## Begin Available records

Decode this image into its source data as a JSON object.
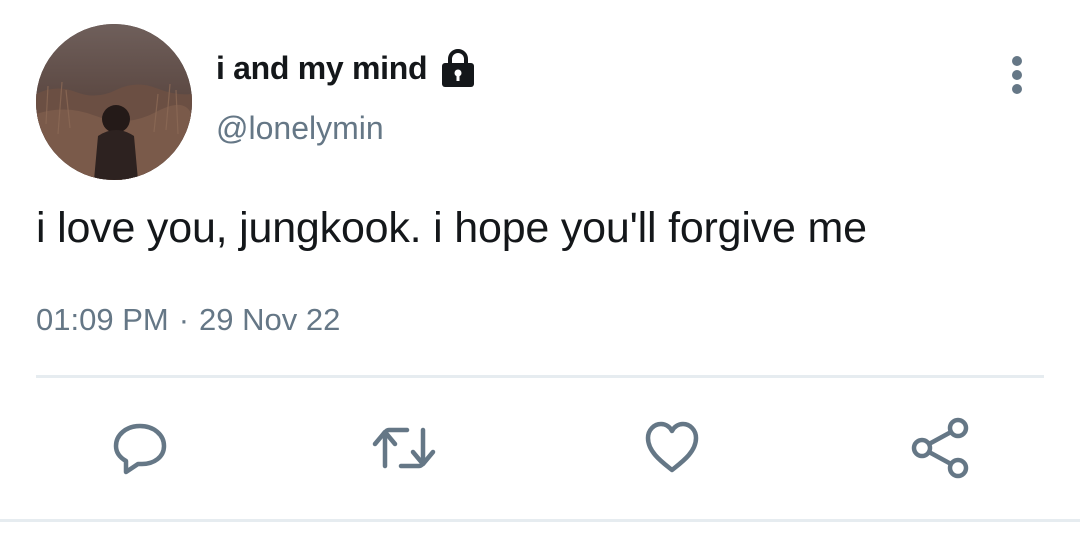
{
  "author": {
    "display_name": "i and my mind",
    "handle": "@lonelymin",
    "avatar_icon": "avatar-photo",
    "protected_icon": "lock-icon"
  },
  "tweet": {
    "text": "i love you, jungkook. i hope you'll forgive me",
    "time": "01:09 PM",
    "separator": "·",
    "date": "29 Nov 22"
  },
  "actions": {
    "reply_icon": "reply-icon",
    "retweet_icon": "retweet-icon",
    "like_icon": "heart-icon",
    "share_icon": "share-icon",
    "more_icon": "more-vertical-icon"
  },
  "colors": {
    "text_primary": "#14171a",
    "text_secondary": "#657786",
    "icon": "#657786",
    "divider": "#e6ecf0"
  }
}
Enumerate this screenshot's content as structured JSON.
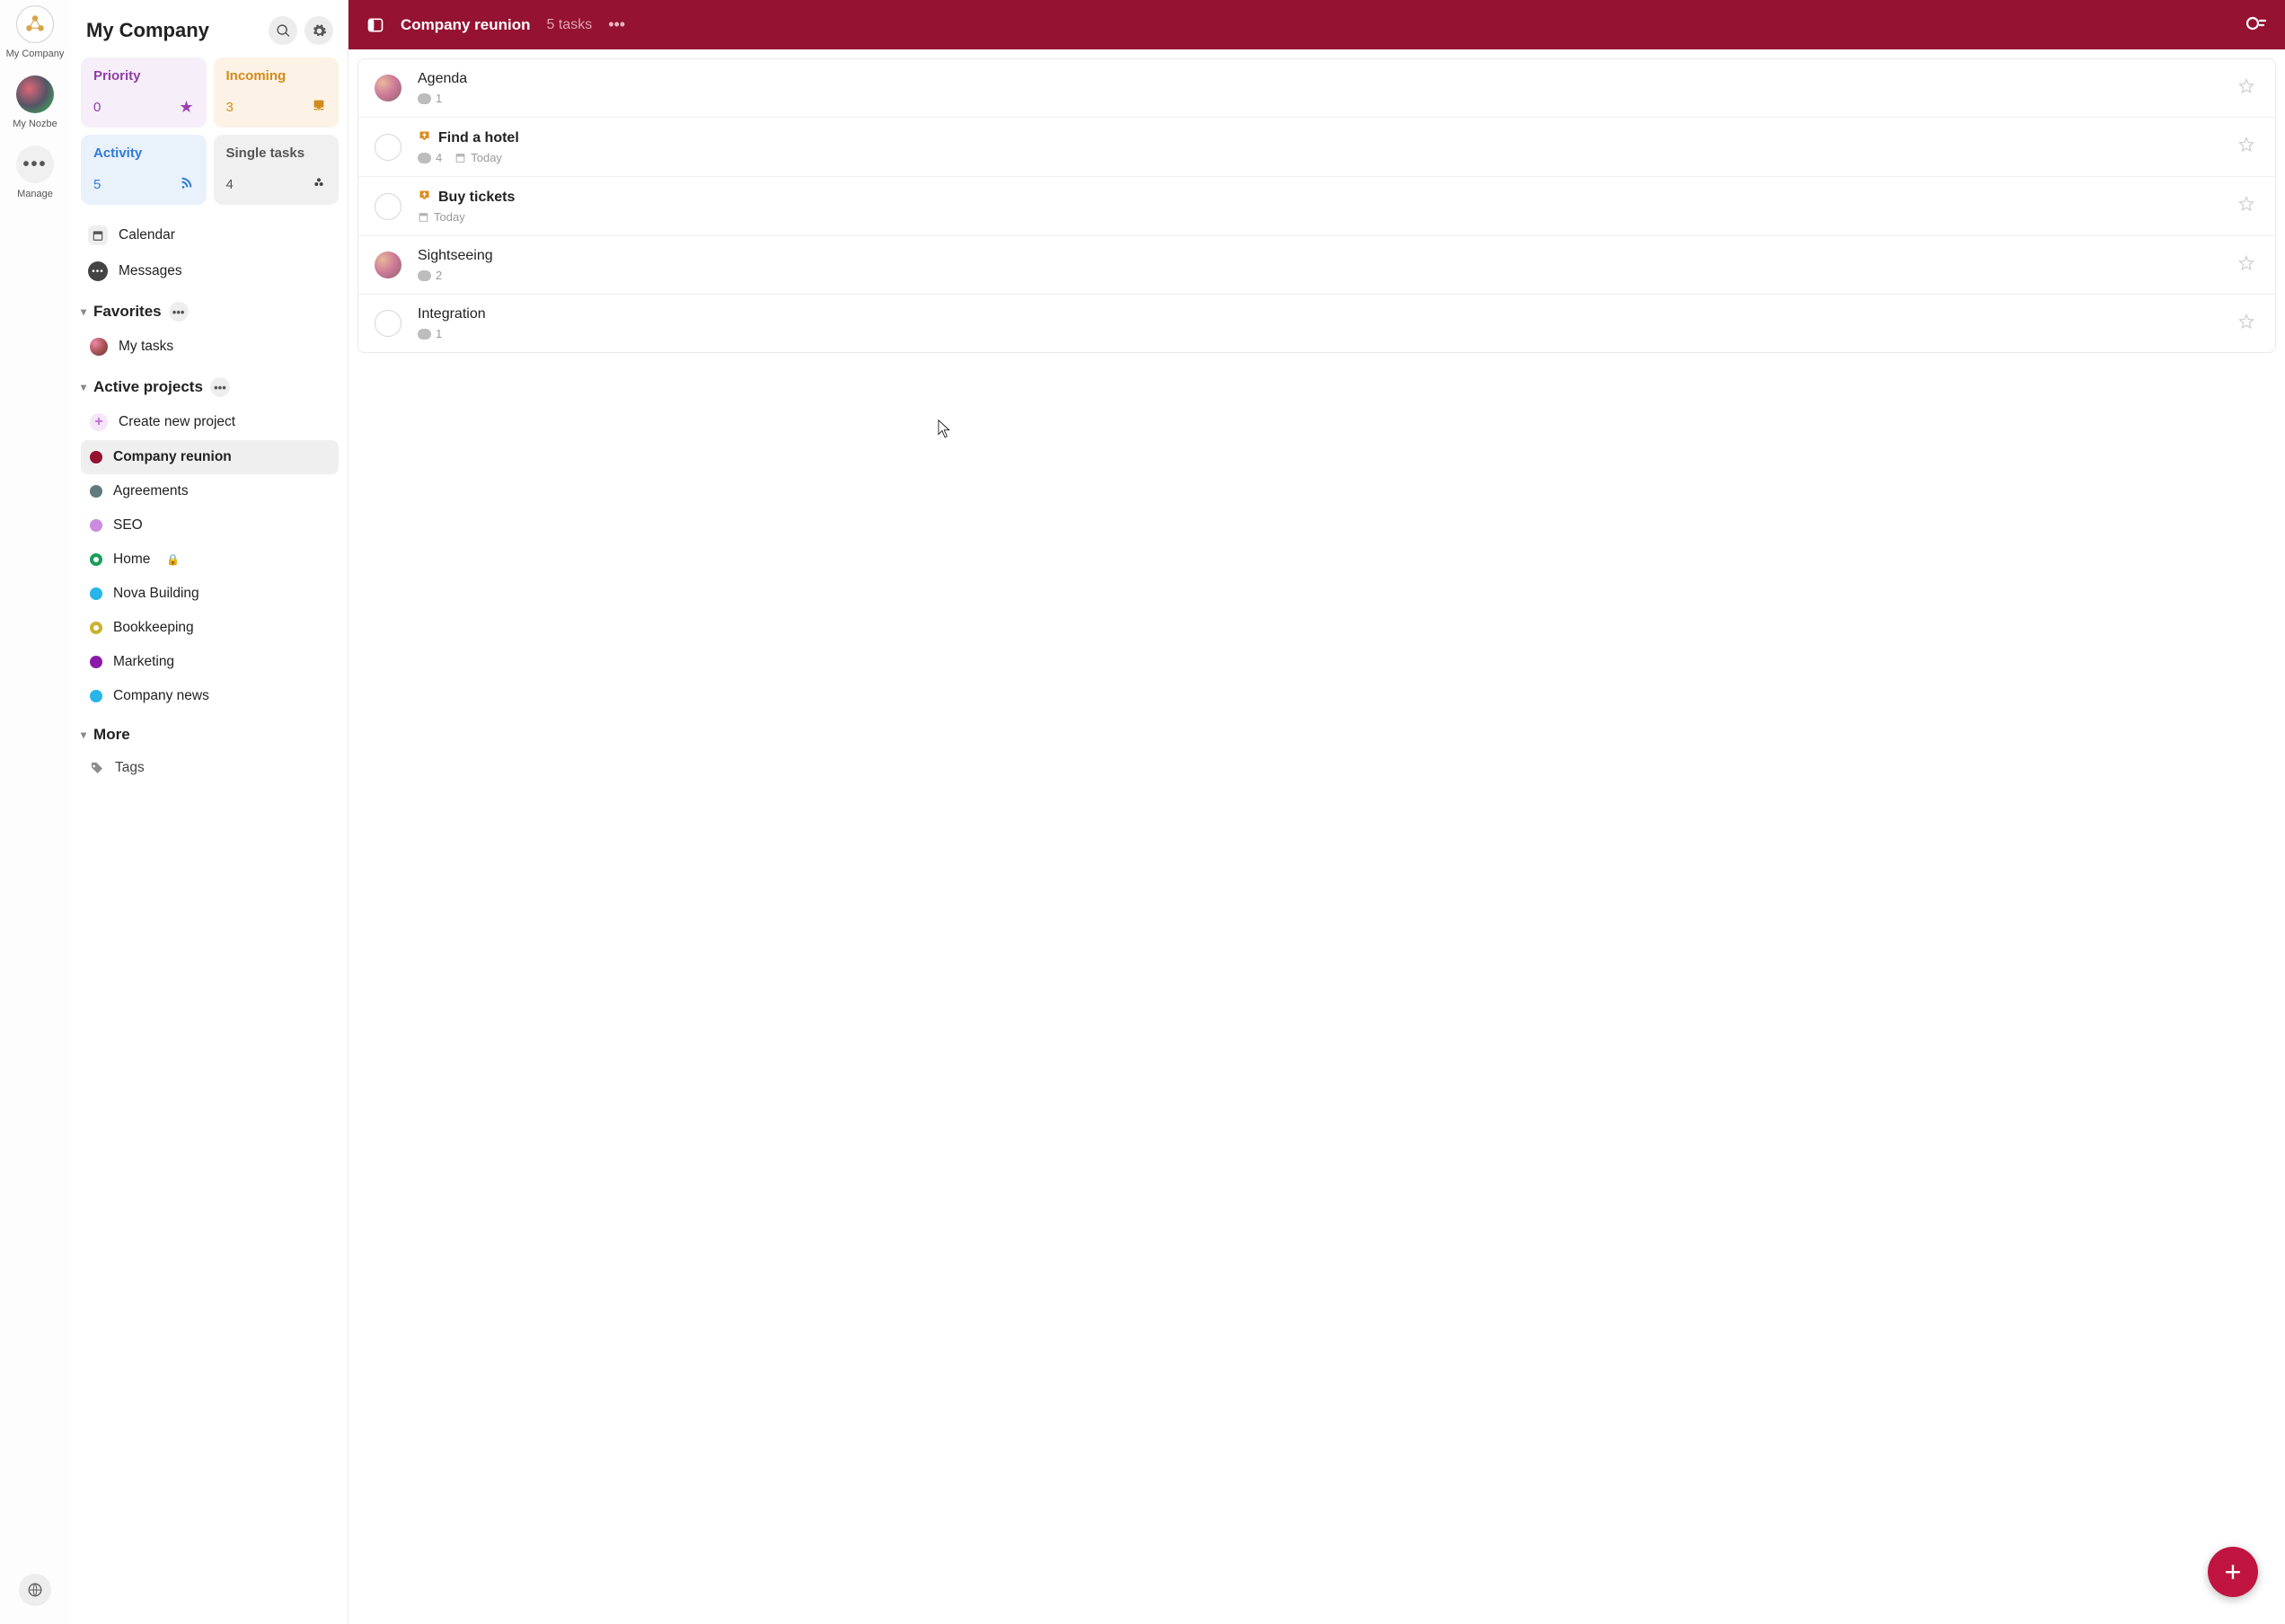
{
  "rail": {
    "company_label": "My Company",
    "mynozbe_label": "My Nozbe",
    "manage_label": "Manage"
  },
  "sidebar": {
    "title": "My Company",
    "cards": {
      "priority": {
        "title": "Priority",
        "count": "0"
      },
      "incoming": {
        "title": "Incoming",
        "count": "3"
      },
      "activity": {
        "title": "Activity",
        "count": "5"
      },
      "single": {
        "title": "Single tasks",
        "count": "4"
      }
    },
    "calendar_label": "Calendar",
    "messages_label": "Messages",
    "favorites_label": "Favorites",
    "favorites": [
      {
        "label": "My tasks"
      }
    ],
    "active_label": "Active projects",
    "create_label": "Create new project",
    "projects": [
      {
        "label": "Company reunion",
        "color": "#951233",
        "active": true,
        "locked": false
      },
      {
        "label": "Agreements",
        "color": "#5f7b7b",
        "active": false,
        "locked": false
      },
      {
        "label": "SEO",
        "color": "#cb8be0",
        "active": false,
        "locked": false
      },
      {
        "label": "Home",
        "color": "#17a05a",
        "active": false,
        "locked": true,
        "ring": true
      },
      {
        "label": "Nova Building",
        "color": "#27b5ea",
        "active": false,
        "locked": false
      },
      {
        "label": "Bookkeeping",
        "color": "#c9b32c",
        "active": false,
        "locked": false,
        "ring": true
      },
      {
        "label": "Marketing",
        "color": "#8c1aa9",
        "active": false,
        "locked": false
      },
      {
        "label": "Company news",
        "color": "#27b5ea",
        "active": false,
        "locked": false
      }
    ],
    "more_label": "More",
    "tags_label": "Tags"
  },
  "header": {
    "title": "Company reunion",
    "subtitle": "5 tasks"
  },
  "tasks": [
    {
      "title": "Agenda",
      "bold": false,
      "incoming": false,
      "avatar": true,
      "comments": "1",
      "date": ""
    },
    {
      "title": "Find a hotel",
      "bold": true,
      "incoming": true,
      "avatar": false,
      "comments": "4",
      "date": "Today"
    },
    {
      "title": "Buy tickets",
      "bold": true,
      "incoming": true,
      "avatar": false,
      "comments": "",
      "date": "Today"
    },
    {
      "title": "Sightseeing",
      "bold": false,
      "incoming": false,
      "avatar": true,
      "comments": "2",
      "date": ""
    },
    {
      "title": "Integration",
      "bold": false,
      "incoming": false,
      "avatar": false,
      "comments": "1",
      "date": ""
    }
  ],
  "colors": {
    "header_bg": "#951233",
    "fab_bg": "#c01540"
  }
}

## End Available records

◆ Stated task:
Using the entries above, find all lines with "JSON". Copy them.

◆ The completed task:
Decode this image into its source data as a JSON object.
Enumerate this screenshot's content as structured JSON.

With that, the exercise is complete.